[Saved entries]

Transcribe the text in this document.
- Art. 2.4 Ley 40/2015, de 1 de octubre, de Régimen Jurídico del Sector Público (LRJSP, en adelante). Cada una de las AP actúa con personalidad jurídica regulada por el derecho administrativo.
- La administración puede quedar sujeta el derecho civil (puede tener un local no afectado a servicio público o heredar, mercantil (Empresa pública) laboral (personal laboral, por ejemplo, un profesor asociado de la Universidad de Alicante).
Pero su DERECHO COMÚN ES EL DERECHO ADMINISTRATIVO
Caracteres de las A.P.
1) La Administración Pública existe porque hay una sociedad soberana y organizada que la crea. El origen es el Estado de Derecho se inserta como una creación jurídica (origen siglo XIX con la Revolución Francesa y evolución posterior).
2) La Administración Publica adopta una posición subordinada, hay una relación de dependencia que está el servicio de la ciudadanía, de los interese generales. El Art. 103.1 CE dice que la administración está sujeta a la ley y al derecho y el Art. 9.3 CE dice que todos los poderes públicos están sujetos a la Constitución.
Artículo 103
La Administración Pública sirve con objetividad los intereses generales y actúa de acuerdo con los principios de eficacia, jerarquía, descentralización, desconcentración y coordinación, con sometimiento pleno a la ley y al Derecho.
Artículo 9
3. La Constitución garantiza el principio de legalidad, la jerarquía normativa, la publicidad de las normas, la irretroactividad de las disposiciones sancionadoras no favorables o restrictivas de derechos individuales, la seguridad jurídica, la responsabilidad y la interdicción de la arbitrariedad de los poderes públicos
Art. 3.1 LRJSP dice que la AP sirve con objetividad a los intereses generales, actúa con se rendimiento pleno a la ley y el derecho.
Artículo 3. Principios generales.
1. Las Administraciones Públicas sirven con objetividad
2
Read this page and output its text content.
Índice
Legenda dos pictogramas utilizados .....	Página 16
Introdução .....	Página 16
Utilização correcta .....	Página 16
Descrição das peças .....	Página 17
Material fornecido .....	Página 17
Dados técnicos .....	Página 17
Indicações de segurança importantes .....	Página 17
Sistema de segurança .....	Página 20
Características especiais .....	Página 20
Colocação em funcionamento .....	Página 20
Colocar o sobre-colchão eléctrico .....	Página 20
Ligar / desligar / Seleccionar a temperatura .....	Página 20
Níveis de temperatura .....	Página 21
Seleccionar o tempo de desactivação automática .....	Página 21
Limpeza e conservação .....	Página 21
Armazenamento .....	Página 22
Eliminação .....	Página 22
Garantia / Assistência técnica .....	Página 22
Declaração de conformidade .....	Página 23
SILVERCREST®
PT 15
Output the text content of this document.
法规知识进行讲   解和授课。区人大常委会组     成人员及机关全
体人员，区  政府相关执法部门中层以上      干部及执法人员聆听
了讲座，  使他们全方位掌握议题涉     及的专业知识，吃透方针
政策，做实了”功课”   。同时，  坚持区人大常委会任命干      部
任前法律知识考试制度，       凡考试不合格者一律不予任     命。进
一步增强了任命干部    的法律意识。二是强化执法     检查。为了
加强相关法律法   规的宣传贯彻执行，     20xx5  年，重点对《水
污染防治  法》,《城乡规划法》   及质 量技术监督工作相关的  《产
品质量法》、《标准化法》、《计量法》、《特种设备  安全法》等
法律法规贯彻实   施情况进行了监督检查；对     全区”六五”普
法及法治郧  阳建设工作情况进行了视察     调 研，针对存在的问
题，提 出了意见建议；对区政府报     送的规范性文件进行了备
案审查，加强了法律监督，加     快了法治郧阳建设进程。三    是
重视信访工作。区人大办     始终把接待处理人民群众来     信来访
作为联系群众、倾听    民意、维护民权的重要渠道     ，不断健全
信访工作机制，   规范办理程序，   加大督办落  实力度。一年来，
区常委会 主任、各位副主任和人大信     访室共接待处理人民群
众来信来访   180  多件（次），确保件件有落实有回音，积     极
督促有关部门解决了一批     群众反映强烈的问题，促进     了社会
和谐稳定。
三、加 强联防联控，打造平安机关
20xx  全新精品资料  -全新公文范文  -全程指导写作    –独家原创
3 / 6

## WHAT TO PRODUCE
Report how many lines in the records above contain the word "Seleccionar", giving only the number.

## SOLUTION TO THE EXERCISE
2